Each entry below should be echoed exactly, with pictures omitted.

════════════════════

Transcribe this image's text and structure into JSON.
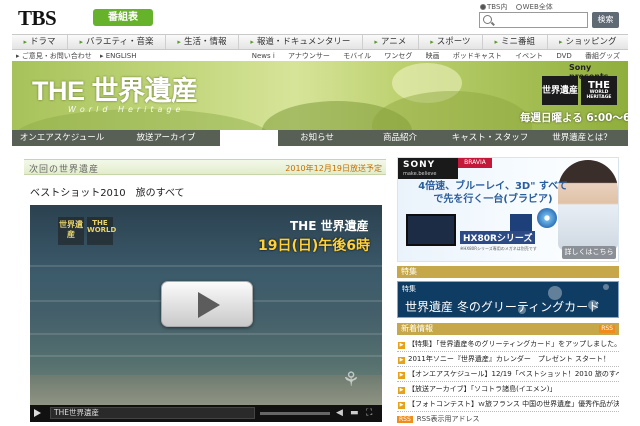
{
  "header": {
    "logo": "TBS",
    "program_guide_button": "番組表",
    "search_scope": [
      "TBS内",
      "WEB全体"
    ],
    "search_placeholder": "",
    "search_button": "検索"
  },
  "nav_primary": [
    "ドラマ",
    "バラエティ・音楽",
    "生活・情報",
    "報道・ドキュメンタリー",
    "アニメ",
    "スポーツ",
    "ミニ番組",
    "ショッピング"
  ],
  "nav_secondary_left": [
    "ご意見・お問い合わせ",
    "ENGLISH"
  ],
  "nav_secondary_right": [
    "News i",
    "アナウンサー",
    "モバイル",
    "ワンセグ",
    "映画",
    "ポッドキャスト",
    "イベント",
    "DVD",
    "番組グッズ"
  ],
  "banner": {
    "title": "THE 世界遺産",
    "subtitle": "World Heritage",
    "sponsor": "Sony presents",
    "logo_left": "世界遺産",
    "logo_right_main": "THE",
    "logo_right_sub": "WORLD HERITAGE",
    "airtime": "毎週日曜よる 6:00～6:30"
  },
  "tabs": [
    "オンエアスケジュール",
    "放送アーカイブ",
    "",
    "お知らせ",
    "商品紹介",
    "キャスト・スタッフ",
    "世界遺産とは？"
  ],
  "next": {
    "label": "次回の世界遺産",
    "date": "2010年12月19日放送予定",
    "title": "ベストショット2010　旅のすべて"
  },
  "video": {
    "logo_left": "世界遺産",
    "logo_right": "THE WORLD",
    "show": "THE 世界遺産",
    "time": "19日(日)午後6時",
    "caption": "THE世界遺産"
  },
  "ad": {
    "brand": "SONY",
    "tagline": "make.believe",
    "product": "BRAVIA",
    "headline": "4倍速、ブルーレイ、3D\" すべてで先を行く一台(ブラビア)",
    "series": "HX80Rシリーズ",
    "detail": "詳しくはこちら",
    "fine": "※HX80Rシリーズ専用のメガネは別売です"
  },
  "special": {
    "head": "特集",
    "banner_tag": "特集",
    "banner_text": "世界遺産 冬のグリーティングカード"
  },
  "news": {
    "head": "新着情報",
    "rss": "RSS",
    "items": [
      "【特集】「世界遺産冬のグリーティングカード」をアップしました。",
      "2011年ソニー『世界遺産』カレンダー　プレゼント スタート！",
      "【オンエアスケジュール】12/19「ベストショット！2010 旅のすべ...",
      "【放送アーカイブ】「ソコトラ諸島(イエメン)」",
      "【フォトコンテスト】ｗ旅フランス 中国の世界遺産」優秀作品が決定！"
    ]
  },
  "rss_row": {
    "tag": "RSS",
    "label": "RSS表示用アドレス"
  }
}
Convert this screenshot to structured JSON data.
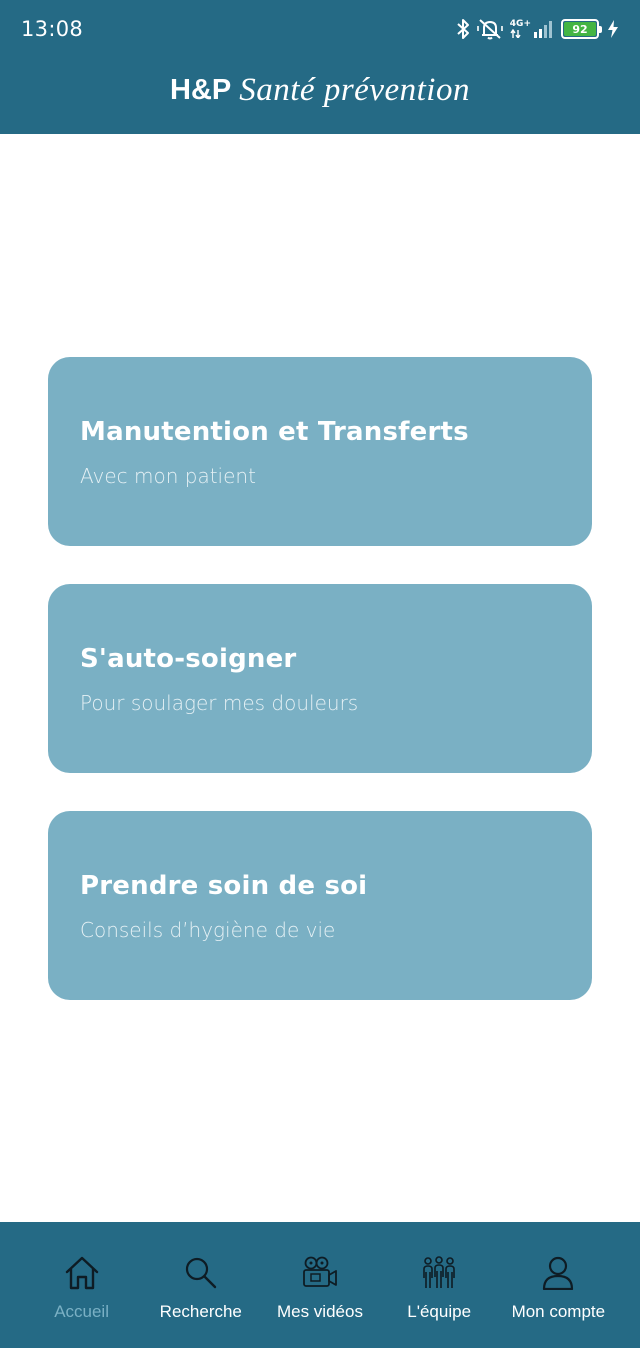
{
  "status_bar": {
    "time": "13:08",
    "network": "4G+",
    "battery": "92",
    "icons": [
      "bluetooth-icon",
      "vibrate-off-icon",
      "signal-icon",
      "battery-icon",
      "charging-icon"
    ]
  },
  "header": {
    "brand": "H&P",
    "tagline": "Santé prévention",
    "background": "#256a85"
  },
  "cards": [
    {
      "title": "Manutention et Transferts",
      "subtitle": "Avec mon patient"
    },
    {
      "title": "S'auto-soigner",
      "subtitle": "Pour soulager mes douleurs"
    },
    {
      "title": "Prendre soin de soi",
      "subtitle": "Conseils d’hygiène de vie"
    }
  ],
  "card_color": "#7ab0c4",
  "bottom_nav": {
    "active": "Accueil",
    "items": [
      {
        "label": "Accueil",
        "icon": "home-icon"
      },
      {
        "label": "Recherche",
        "icon": "search-icon"
      },
      {
        "label": "Mes vidéos",
        "icon": "video-camera-icon"
      },
      {
        "label": "L'équipe",
        "icon": "team-icon"
      },
      {
        "label": "Mon compte",
        "icon": "user-icon"
      }
    ]
  }
}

════════════════════

### Correct response
Transcribe this image's text and structure into JSON.
{
  "header": {
    "logo": "TBS",
    "program_guide_button": "番組表",
    "search_scope": [
      "TBS内",
      "WEB全体"
    ],
    "search_placeholder": "",
    "search_button": "検索"
  },
  "nav_primary": [
    "ドラマ",
    "バラエティ・音楽",
    "生活・情報",
    "報道・ドキュメンタリー",
    "アニメ",
    "スポーツ",
    "ミニ番組",
    "ショッピング"
  ],
  "nav_secondary_left": [
    "ご意見・お問い合わせ",
    "ENGLISH"
  ],
  "nav_secondary_right": [
    "News i",
    "アナウンサー",
    "モバイル",
    "ワンセグ",
    "映画",
    "ポッドキャスト",
    "イベント",
    "DVD",
    "番組グッズ"
  ],
  "banner": {
    "title": "THE 世界遺産",
    "subtitle": "World Heritage",
    "sponsor": "Sony presents",
    "logo_left": "世界遺産",
    "logo_right_main": "THE",
    "logo_right_sub": "WORLD HERITAGE",
    "airtime": "毎週日曜よる 6:00～6:30"
  },
  "tabs": [
    "オンエアスケジュール",
    "放送アーカイブ",
    "",
    "お知らせ",
    "商品紹介",
    "キャスト・スタッフ",
    "世界遺産とは？"
  ],
  "next": {
    "label": "次回の世界遺産",
    "date": "2010年12月19日放送予定",
    "title": "ベストショット2010　旅のすべて"
  },
  "video": {
    "logo_left": "世界遺産",
    "logo_right": "THE WORLD",
    "show": "THE 世界遺産",
    "time": "19日(日)午後6時",
    "caption": "THE世界遺産"
  },
  "ad": {
    "brand": "SONY",
    "tagline": "make.believe",
    "product": "BRAVIA",
    "headline": "4倍速、ブルーレイ、3D\" すべてで先を行く一台(ブラビア)",
    "series": "HX80Rシリーズ",
    "detail": "詳しくはこちら",
    "fine": "※HX80Rシリーズ専用のメガネは別売です"
  },
  "special": {
    "head": "特集",
    "banner_tag": "特集",
    "banner_text": "世界遺産 冬のグリーティングカード"
  },
  "news": {
    "head": "新着情報",
    "rss": "RSS",
    "items": [
      "【特集】「世界遺産冬のグリーティングカード」をアップしました。",
      "2011年ソニー『世界遺産』カレンダー　プレゼント スタート！",
      "【オンエアスケジュール】12/19「ベストショット！2010 旅のすべ...",
      "【放送アーカイブ】「ソコトラ諸島(イエメン)」",
      "【フォトコンテスト】ｗ旅フランス 中国の世界遺産」優秀作品が決定！"
    ]
  },
  "rss_row": {
    "tag": "RSS",
    "label": "RSS表示用アドレス"
  }
}
Convert this screenshot to structured JSON data.
{
  "status_bar": {
    "time": "13:08",
    "network": "4G+",
    "battery": "92",
    "icons": [
      "bluetooth-icon",
      "vibrate-off-icon",
      "signal-icon",
      "battery-icon",
      "charging-icon"
    ]
  },
  "header": {
    "brand": "H&P",
    "tagline": "Santé prévention",
    "background": "#256a85"
  },
  "cards": [
    {
      "title": "Manutention et Transferts",
      "subtitle": "Avec mon patient"
    },
    {
      "title": "S'auto-soigner",
      "subtitle": "Pour soulager mes douleurs"
    },
    {
      "title": "Prendre soin de soi",
      "subtitle": "Conseils d’hygiène de vie"
    }
  ],
  "card_color": "#7ab0c4",
  "bottom_nav": {
    "active": "Accueil",
    "items": [
      {
        "label": "Accueil",
        "icon": "home-icon"
      },
      {
        "label": "Recherche",
        "icon": "search-icon"
      },
      {
        "label": "Mes vidéos",
        "icon": "video-camera-icon"
      },
      {
        "label": "L'équipe",
        "icon": "team-icon"
      },
      {
        "label": "Mon compte",
        "icon": "user-icon"
      }
    ]
  }
}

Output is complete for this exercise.